Top of TEXT SEGMENT

In the communities, honey, pollen, propolis, and cerumen are used but in very different proportions. Honey was the most used product from the hive. Over 90% of the meliponiculturists harvested honey from their hives, most of them at least once a year, in some cases two (26%) or even three (6%) times a year. It is valued for its medical uses, specially to treat eye diseases and common cold, as well as food and as a source of income since it is a very valued product in the market. Despite this fact, just 38% of the meliponiculturists produced enough honey to sell it, approximately half was sold to the public, and the other half was sold in bulk to local NGOs at a price of around USD 21 per liter. This price is four to five times higher than honey sold in bulk from A. mellifera which can be sold for USD 4 to 5 [50]. The rest consumed the honey themselves as food or as medicine. As mentioned previously, Señorita is the most managed bee in this area, although it normally produces between 500 mL and 1 L, whereas Negro or Tancarillo produce on average 4 L and 2.3 L, respectively. The second most harvested product was pollen, locally called “pan de abeja,” being harvested by 35 women (59%). Pollen is mostly used as food, but some women also have medicinal use for it as energizer or nutritional supplement mostly for kids with anemia. Pollen is eaten pure, mixed with banana or with honey. It is rarely sold to the public, generally with a price of USD 15 per kg. Propolis was harvested by 42% of the interviewed women, and they used it equally as medicine or for sale. It was sold principally to the public with a very wide range of price oscillating between USD 3 and 12 per 100 mL. Cerumen was collected only by 31% of women. It was mostly purified and used to strengthen other hives. Three interviewees said they used the cerumen as food; one said she used it as medicine, and just one sold it at USD 22 per kg. Finally, the brood cells were the least harvested and used product of the hive. Just two interviewees (3%) mentioned this medicinal/traditional use; by eating the brood cells, it is believed that it enhances fertility.

The use of honey and its medicinal properties

There is a consensus among the interviewees that the honey produced by Señorita is the most beneficial and the one with more medicinal properties, being used for treating several diseases. According to the frequency of citations, the main therapeutic use was for respiratory system treatments. Treatment of eye problems was cited almost as frequently (18 times), but in this case, honey was not consumed/eaten; instead, a drop or two are released directly on the affected eye. Ten interviewees also mentioned that consuming honey helped with digestive problems, and 9 said it strengthened the body and the immune system. In just a few cases (2), it was mentioned that honey could cure skin damages.

Regarding the uses of the honey produced by the other bees, in three different occasions it was informed that the honey produced by Burro and Burra was used to increase fertility, and two women mentioned that the honey produced by Negro was also helpful to treat digestive and respiratory problems.

The interviewees also shared some recipes and treatments they used to treat diseases (Table 5). Although some of the secondary ingredients varied, mostly there was a consensus on which ingredients to use for certain illnesses and how to prepare them.

Table 5 Recipes and treatments based on honey and other products of the hiveRelative cultural importance

The interviewees reported 30 different specific uses (#U) for the products of five stingless bee species: Señorita (T. angustula), Negro (Scaptotrigona sp.), Tancarillo (M. rufiventris), Sapito (Plebeia sp.), and Burro/Burra (Scaptotrigona sp.). These specific uses were grouped into 4 categories (#C): commercialization, food, medicine, and others (Additional file 1: Appendix 3). Based on the RCI index, T. angustula was the most culturally important bee in the region, followed by Scaptotrigona sp. (Table 6). There was a significative positive relationship between the percentage of people that managed a bee species and the relative cultural importance index (r = 0.875, p = 0.0044).

Bottom of TEXT SEGMENT

ACTIVITY LIST =
1 - Reproduce the passage on stingless bee products starting with "The use of honey" and going on through "cure skin damages.", substituting "respondents" for each occurrence of "interviewees".
2 - Condense the paragraph of the passage on stingless bee products that opens with "There is a consensus among the interviewees" into a bulleted list that keeps its main facts.
The entries placed after this passage are not needed.

Top of INFORMATION PROVIDED

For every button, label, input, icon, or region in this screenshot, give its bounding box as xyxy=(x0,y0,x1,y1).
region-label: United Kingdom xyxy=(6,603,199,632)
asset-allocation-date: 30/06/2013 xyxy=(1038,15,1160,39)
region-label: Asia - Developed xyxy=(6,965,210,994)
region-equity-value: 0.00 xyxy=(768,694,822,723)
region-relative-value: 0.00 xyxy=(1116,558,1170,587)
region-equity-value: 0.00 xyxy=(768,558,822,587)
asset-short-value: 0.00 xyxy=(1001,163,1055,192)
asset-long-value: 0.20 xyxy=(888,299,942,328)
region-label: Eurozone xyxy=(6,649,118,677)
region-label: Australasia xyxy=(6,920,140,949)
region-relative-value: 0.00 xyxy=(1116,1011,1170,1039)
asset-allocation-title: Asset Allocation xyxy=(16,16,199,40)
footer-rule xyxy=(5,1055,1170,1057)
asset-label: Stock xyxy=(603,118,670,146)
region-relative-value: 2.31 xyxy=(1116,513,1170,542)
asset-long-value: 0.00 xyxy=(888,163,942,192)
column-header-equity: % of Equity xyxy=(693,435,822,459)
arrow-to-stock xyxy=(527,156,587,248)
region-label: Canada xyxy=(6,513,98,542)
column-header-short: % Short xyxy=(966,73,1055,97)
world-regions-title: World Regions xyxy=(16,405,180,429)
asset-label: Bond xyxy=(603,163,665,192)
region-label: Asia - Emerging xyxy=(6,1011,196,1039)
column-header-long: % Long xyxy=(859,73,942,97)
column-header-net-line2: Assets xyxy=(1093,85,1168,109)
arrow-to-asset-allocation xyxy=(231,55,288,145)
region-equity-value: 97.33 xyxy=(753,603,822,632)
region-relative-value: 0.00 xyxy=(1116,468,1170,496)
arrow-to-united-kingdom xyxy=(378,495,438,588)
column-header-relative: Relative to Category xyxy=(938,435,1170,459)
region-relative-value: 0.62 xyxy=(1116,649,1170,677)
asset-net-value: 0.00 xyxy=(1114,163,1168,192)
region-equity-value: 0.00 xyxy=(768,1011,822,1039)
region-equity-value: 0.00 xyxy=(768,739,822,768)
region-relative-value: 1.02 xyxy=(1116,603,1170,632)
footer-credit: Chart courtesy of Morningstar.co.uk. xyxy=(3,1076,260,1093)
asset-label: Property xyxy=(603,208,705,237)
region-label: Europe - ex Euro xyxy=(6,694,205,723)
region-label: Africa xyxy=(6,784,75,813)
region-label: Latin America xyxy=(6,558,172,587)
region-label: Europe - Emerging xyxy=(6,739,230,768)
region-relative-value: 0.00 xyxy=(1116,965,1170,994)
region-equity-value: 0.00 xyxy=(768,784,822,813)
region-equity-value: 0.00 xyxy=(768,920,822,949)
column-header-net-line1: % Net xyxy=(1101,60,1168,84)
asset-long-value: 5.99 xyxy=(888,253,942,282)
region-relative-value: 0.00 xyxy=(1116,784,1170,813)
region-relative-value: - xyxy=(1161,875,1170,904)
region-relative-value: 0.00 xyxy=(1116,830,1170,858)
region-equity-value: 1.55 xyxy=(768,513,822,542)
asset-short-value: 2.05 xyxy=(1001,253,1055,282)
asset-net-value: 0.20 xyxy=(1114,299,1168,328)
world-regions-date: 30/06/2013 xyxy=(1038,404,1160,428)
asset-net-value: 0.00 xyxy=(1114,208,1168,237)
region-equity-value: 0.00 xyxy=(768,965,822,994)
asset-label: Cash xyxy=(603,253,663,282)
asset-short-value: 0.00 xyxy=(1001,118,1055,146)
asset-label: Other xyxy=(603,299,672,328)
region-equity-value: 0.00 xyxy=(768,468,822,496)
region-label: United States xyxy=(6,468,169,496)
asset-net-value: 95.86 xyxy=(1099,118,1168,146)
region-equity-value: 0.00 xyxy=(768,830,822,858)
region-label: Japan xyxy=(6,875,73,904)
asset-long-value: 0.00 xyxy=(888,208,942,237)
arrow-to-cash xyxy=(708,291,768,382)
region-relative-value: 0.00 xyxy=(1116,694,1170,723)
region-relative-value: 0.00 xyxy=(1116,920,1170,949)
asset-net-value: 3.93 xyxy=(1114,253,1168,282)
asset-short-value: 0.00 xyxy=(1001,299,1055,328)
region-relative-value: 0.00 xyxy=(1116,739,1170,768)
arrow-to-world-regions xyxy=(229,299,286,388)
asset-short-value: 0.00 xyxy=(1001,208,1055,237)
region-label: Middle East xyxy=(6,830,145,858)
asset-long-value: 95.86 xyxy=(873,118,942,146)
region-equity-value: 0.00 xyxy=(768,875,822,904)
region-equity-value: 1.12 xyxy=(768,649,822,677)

Bottom of INFORMATION PROVIDED

RESPONSES BY TASK =
1 -
The use of honey and its medicinal properties

There is a consensus among the respondents that the honey produced by Señorita is the most beneficial and the one with more medicinal properties, being used for treating several diseases. According to the frequency of citations, the main therapeutic use was for respiratory system treatments. Treatment of eye problems was cited almost as frequently (18 times), but in this case, honey was not consumed/eaten; instead, a drop or two are released directly on the affected eye. Ten respondents also mentioned that consuming honey helped with digestive problems, and 9 said it strengthened the body and the immune system. In just a few cases (2), it was mentioned that honey could cure skin damages.

2 -
- Interviewees agree that Señorita honey is the most beneficial and has the most medicinal properties.
- Respiratory system treatments were the most cited therapeutic use.
- Eye problems were cited 18 times. For these, a drop or two of honey is released directly onto the affected eye rather than eaten.
- Ten interviewees said honey helped with digestive problems.
- Nine said it strengthened the body and the immune system.
- In two cases, honey was said to cure skin damage.